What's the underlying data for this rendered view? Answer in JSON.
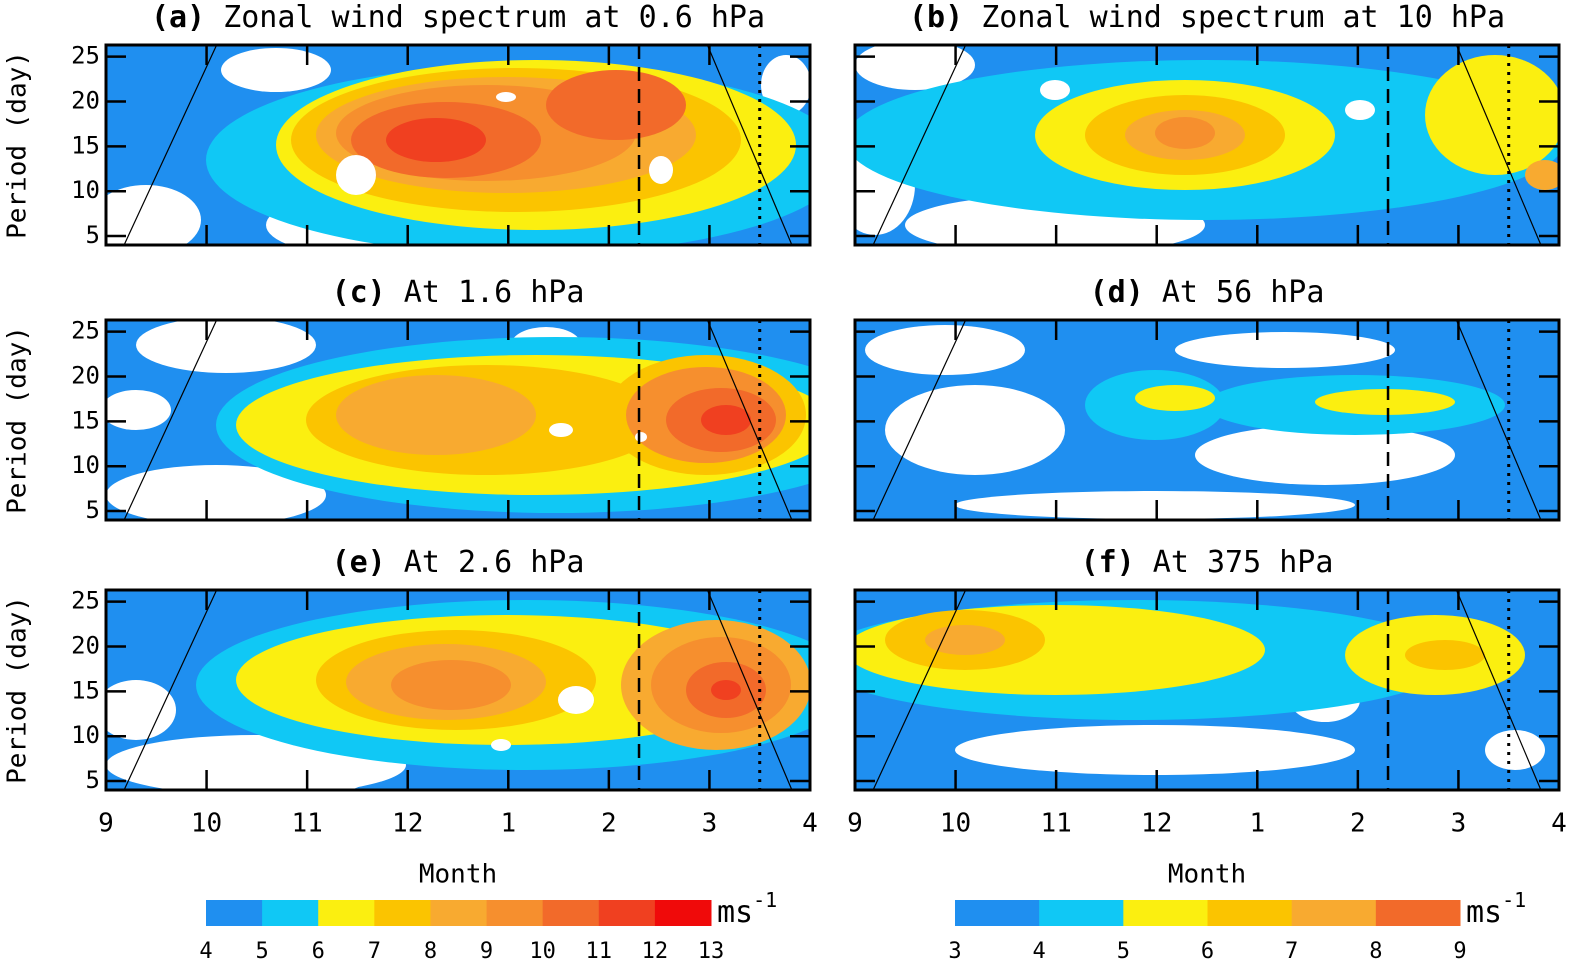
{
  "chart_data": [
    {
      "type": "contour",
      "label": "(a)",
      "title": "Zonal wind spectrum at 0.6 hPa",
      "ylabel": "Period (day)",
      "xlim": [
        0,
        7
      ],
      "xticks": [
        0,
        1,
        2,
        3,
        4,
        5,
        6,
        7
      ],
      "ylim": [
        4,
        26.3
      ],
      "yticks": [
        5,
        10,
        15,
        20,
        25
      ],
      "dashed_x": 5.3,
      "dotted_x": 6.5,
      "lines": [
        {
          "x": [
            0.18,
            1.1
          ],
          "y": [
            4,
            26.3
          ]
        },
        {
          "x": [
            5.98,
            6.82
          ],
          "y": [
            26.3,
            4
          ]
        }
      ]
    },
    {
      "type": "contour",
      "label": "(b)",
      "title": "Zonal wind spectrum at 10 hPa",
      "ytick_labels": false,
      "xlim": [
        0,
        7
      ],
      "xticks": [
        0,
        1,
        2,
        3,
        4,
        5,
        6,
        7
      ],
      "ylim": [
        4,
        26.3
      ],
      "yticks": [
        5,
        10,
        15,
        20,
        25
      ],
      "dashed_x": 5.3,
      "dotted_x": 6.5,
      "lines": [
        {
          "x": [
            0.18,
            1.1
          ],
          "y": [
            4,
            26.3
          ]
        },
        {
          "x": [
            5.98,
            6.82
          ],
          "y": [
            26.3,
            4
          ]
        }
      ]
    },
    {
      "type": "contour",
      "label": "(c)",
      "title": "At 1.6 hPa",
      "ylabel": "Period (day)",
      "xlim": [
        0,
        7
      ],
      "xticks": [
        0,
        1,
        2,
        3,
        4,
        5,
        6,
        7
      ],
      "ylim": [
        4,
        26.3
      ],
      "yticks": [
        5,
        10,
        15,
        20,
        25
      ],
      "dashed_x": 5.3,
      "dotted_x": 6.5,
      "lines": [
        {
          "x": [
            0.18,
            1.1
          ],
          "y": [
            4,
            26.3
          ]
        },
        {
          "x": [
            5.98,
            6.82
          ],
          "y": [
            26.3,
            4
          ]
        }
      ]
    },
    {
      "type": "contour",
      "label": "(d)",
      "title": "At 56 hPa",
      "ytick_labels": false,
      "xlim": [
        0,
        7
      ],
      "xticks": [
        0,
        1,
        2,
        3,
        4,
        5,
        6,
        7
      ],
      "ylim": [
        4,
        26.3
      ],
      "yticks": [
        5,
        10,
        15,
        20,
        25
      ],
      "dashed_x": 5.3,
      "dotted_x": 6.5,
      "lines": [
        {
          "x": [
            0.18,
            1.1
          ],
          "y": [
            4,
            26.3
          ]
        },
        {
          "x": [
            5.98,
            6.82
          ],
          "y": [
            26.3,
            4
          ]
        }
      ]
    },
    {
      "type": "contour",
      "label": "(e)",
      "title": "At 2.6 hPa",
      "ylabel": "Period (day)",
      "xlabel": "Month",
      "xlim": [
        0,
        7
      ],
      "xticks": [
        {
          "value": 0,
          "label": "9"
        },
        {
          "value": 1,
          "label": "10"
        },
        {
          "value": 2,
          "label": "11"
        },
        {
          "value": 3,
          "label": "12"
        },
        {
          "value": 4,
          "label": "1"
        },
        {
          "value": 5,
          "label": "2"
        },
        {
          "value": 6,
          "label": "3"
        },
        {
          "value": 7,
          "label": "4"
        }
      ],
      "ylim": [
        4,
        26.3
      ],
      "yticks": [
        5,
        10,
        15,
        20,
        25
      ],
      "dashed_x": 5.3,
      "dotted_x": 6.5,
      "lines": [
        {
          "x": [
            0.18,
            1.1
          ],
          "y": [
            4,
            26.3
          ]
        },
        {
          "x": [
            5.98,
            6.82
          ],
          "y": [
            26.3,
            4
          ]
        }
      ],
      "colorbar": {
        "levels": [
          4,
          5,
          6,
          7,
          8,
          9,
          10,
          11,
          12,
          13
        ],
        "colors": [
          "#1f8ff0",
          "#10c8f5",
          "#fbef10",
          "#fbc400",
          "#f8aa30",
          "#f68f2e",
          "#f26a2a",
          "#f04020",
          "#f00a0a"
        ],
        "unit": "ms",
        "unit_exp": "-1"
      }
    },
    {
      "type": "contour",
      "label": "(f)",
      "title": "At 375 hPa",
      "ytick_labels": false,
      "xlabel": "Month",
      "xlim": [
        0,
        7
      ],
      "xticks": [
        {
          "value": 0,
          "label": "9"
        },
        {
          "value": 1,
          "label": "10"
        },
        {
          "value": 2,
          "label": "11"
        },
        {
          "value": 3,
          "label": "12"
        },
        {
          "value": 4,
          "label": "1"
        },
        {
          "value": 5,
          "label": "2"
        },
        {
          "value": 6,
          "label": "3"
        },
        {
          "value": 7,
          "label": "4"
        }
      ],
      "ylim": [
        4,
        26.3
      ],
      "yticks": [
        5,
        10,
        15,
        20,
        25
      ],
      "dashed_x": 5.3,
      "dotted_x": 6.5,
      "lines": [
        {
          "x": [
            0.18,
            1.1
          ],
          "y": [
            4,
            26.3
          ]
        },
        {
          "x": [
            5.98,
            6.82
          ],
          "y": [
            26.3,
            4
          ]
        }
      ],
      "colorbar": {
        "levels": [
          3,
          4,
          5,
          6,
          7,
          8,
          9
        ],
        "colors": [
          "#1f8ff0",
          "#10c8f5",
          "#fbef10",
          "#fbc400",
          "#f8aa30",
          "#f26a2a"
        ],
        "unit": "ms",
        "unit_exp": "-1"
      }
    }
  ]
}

- - -

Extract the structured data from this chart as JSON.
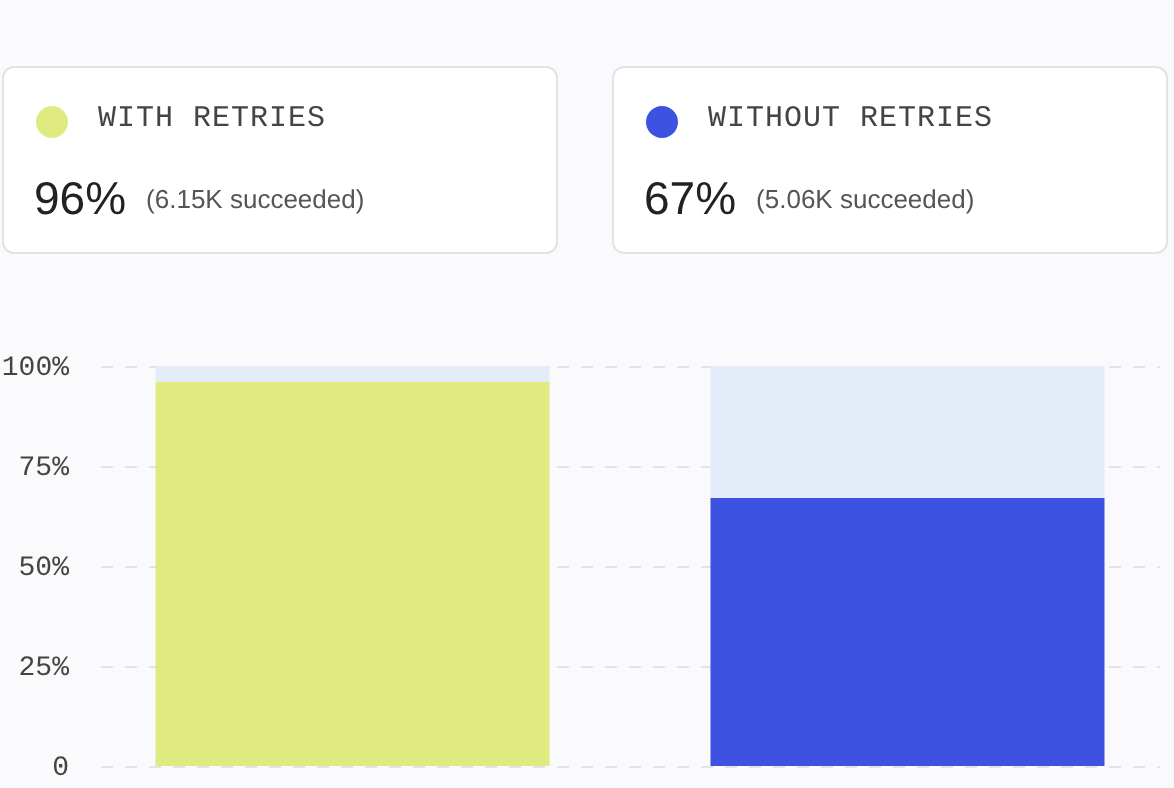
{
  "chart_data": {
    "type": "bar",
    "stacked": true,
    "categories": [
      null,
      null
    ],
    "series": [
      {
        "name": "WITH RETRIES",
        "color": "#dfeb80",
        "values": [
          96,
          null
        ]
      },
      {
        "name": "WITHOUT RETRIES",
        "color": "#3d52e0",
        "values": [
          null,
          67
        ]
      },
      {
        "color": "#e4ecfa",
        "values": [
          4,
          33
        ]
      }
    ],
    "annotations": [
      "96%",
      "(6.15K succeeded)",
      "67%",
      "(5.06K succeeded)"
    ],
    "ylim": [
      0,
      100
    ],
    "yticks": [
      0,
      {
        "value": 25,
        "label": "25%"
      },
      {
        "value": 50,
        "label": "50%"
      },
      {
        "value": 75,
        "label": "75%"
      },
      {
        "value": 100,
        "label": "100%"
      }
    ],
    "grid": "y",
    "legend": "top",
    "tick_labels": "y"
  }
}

- - -

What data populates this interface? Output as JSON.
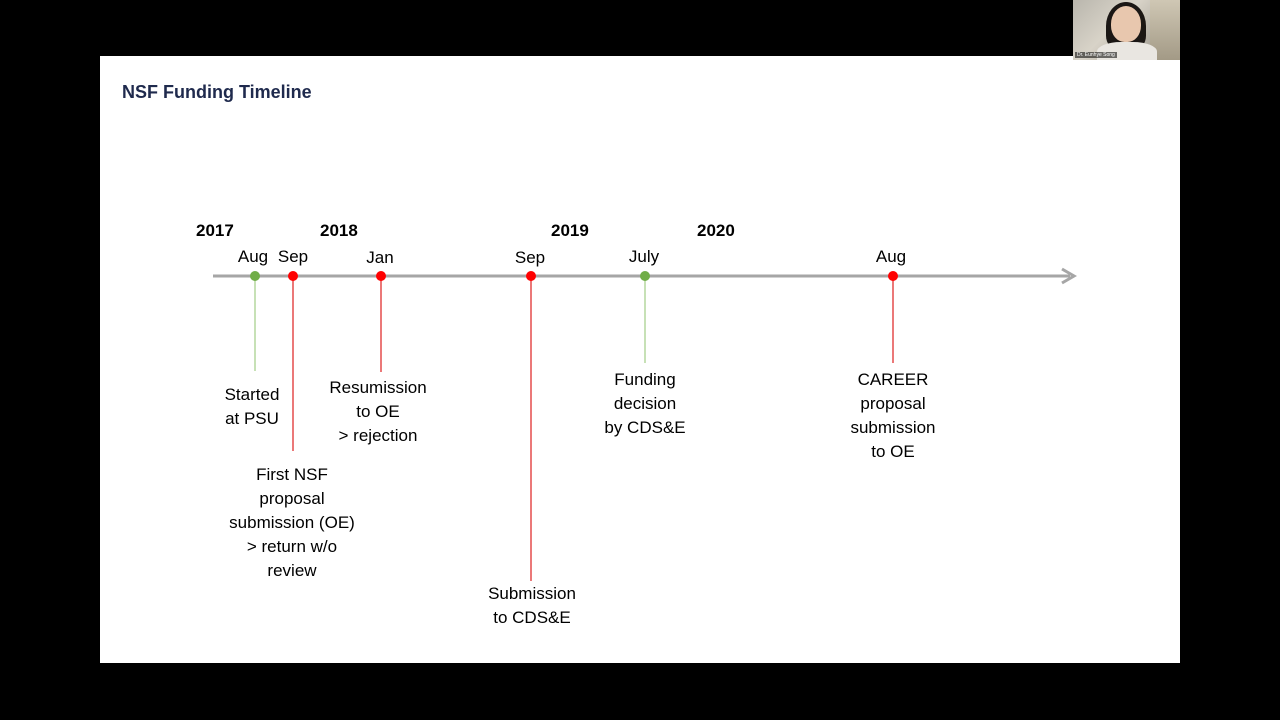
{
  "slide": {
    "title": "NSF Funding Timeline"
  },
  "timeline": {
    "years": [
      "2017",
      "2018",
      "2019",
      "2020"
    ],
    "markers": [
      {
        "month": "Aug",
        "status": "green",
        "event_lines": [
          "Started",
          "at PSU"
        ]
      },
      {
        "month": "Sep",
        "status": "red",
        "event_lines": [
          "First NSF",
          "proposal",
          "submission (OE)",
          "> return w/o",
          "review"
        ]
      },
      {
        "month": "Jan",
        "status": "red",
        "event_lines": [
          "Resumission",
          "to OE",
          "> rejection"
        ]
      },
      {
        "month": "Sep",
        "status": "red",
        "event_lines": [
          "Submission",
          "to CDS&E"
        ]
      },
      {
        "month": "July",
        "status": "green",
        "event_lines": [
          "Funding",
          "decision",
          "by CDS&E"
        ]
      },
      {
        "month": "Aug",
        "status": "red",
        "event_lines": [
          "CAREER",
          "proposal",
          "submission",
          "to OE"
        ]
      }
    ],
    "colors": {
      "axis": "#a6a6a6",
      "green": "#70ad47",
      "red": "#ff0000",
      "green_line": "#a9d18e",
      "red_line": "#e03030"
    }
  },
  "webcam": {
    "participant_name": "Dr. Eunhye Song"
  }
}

- - -

▶ The request
Find the lines above that include the string "JSON" and copy them.

▶ Result of the task
What's the underlying data for this rendered view? Answer in JSON.
Extract the structured data from this chart as JSON.
What data populates this interface? Output as JSON.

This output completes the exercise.